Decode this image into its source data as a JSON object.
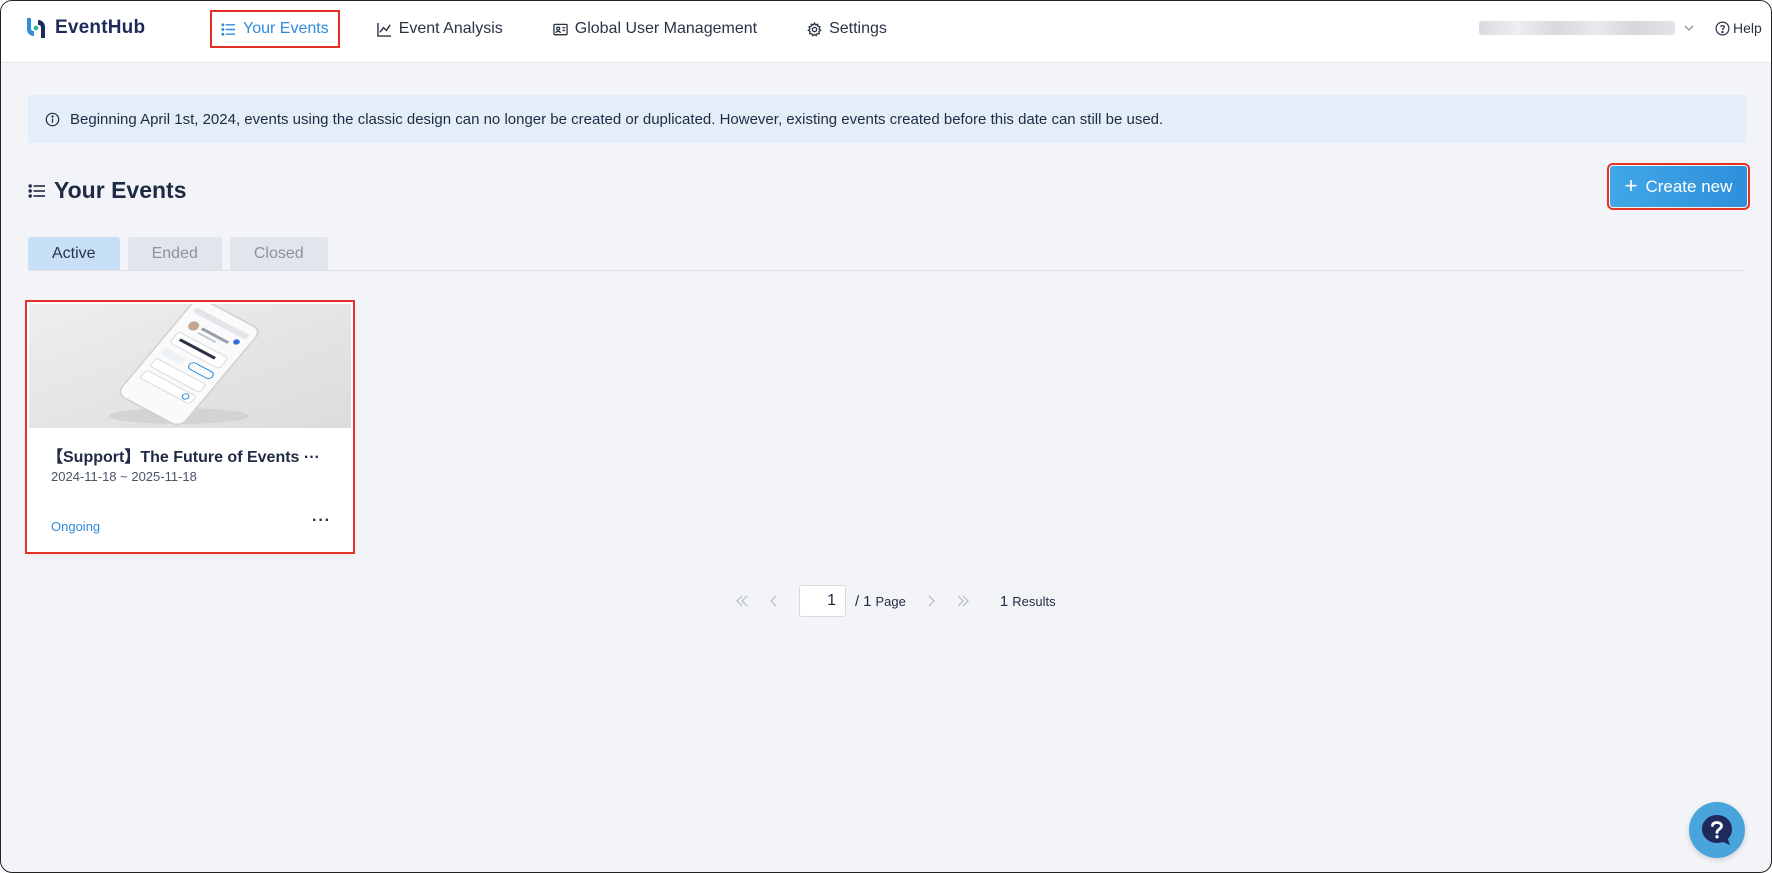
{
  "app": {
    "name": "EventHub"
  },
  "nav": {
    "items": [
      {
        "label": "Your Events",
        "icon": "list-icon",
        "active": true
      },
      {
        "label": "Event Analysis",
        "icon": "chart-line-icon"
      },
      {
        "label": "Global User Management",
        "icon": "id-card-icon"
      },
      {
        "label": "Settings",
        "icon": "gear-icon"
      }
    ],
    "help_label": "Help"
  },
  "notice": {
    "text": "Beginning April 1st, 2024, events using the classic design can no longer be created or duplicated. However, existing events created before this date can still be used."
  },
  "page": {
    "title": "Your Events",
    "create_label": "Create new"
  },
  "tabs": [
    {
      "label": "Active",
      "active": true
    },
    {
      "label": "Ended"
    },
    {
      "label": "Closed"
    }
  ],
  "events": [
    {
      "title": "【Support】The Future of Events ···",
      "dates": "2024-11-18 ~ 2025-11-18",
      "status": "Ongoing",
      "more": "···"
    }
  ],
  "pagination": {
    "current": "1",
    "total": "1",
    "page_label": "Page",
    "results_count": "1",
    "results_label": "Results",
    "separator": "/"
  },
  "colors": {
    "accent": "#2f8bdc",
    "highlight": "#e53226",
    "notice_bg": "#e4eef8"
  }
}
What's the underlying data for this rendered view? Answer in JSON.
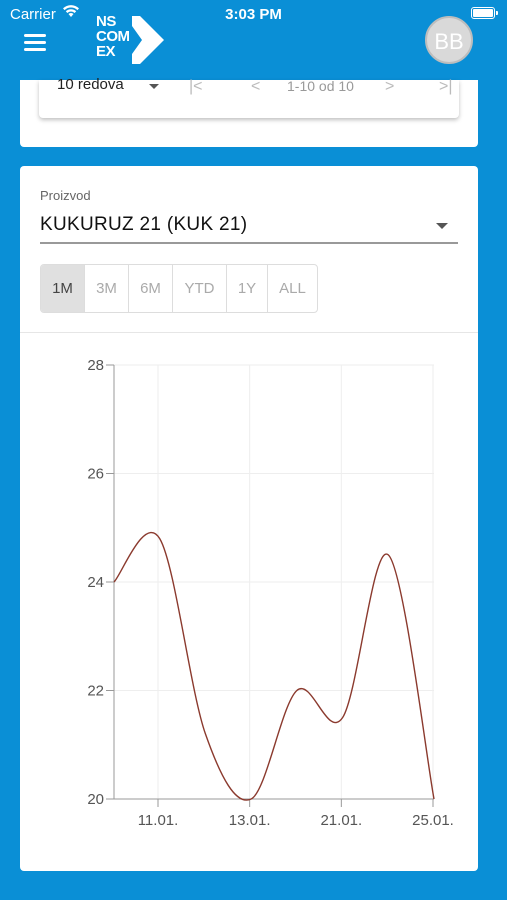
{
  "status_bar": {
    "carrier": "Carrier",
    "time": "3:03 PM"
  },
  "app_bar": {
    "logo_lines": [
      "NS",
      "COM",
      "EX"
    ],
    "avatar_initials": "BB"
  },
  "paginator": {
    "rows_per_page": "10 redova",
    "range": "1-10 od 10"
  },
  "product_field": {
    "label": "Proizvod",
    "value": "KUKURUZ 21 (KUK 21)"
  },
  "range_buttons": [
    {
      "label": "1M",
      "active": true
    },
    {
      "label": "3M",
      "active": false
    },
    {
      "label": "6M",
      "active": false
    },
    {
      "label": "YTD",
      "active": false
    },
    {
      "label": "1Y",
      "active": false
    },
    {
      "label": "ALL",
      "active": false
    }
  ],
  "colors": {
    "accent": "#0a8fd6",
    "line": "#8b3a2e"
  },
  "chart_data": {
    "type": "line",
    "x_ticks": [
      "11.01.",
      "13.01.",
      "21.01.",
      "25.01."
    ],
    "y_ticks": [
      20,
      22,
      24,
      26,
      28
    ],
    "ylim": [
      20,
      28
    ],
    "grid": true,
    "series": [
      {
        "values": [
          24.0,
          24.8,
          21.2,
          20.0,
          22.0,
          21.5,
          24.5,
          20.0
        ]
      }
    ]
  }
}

===

-- Set exercise --
Repeat the material exactly as it reads, without any of its pictures.

-- Response --
Decode this image into its source data as a JSON object.
{
  "app": {
    "name": "EventHub"
  },
  "nav": {
    "items": [
      {
        "label": "Your Events",
        "icon": "list-icon",
        "active": true
      },
      {
        "label": "Event Analysis",
        "icon": "chart-line-icon"
      },
      {
        "label": "Global User Management",
        "icon": "id-card-icon"
      },
      {
        "label": "Settings",
        "icon": "gear-icon"
      }
    ],
    "help_label": "Help"
  },
  "notice": {
    "text": "Beginning April 1st, 2024, events using the classic design can no longer be created or duplicated. However, existing events created before this date can still be used."
  },
  "page": {
    "title": "Your Events",
    "create_label": "Create new"
  },
  "tabs": [
    {
      "label": "Active",
      "active": true
    },
    {
      "label": "Ended"
    },
    {
      "label": "Closed"
    }
  ],
  "events": [
    {
      "title": "【Support】The Future of Events ···",
      "dates": "2024-11-18 ~ 2025-11-18",
      "status": "Ongoing",
      "more": "···"
    }
  ],
  "pagination": {
    "current": "1",
    "total": "1",
    "page_label": "Page",
    "results_count": "1",
    "results_label": "Results",
    "separator": "/"
  },
  "colors": {
    "accent": "#2f8bdc",
    "highlight": "#e53226",
    "notice_bg": "#e4eef8"
  }
}
What's the underlying data for this rendered view? Answer in JSON.
{
  "status_bar": {
    "carrier": "Carrier",
    "time": "3:03 PM"
  },
  "app_bar": {
    "logo_lines": [
      "NS",
      "COM",
      "EX"
    ],
    "avatar_initials": "BB"
  },
  "paginator": {
    "rows_per_page": "10 redova",
    "range": "1-10 od 10"
  },
  "product_field": {
    "label": "Proizvod",
    "value": "KUKURUZ 21 (KUK 21)"
  },
  "range_buttons": [
    {
      "label": "1M",
      "active": true
    },
    {
      "label": "3M",
      "active": false
    },
    {
      "label": "6M",
      "active": false
    },
    {
      "label": "YTD",
      "active": false
    },
    {
      "label": "1Y",
      "active": false
    },
    {
      "label": "ALL",
      "active": false
    }
  ],
  "colors": {
    "accent": "#0a8fd6",
    "line": "#8b3a2e"
  },
  "chart_data": {
    "type": "line",
    "x_ticks": [
      "11.01.",
      "13.01.",
      "21.01.",
      "25.01."
    ],
    "y_ticks": [
      20,
      22,
      24,
      26,
      28
    ],
    "ylim": [
      20,
      28
    ],
    "grid": true,
    "series": [
      {
        "values": [
          24.0,
          24.8,
          21.2,
          20.0,
          22.0,
          21.5,
          24.5,
          20.0
        ]
      }
    ]
  }
}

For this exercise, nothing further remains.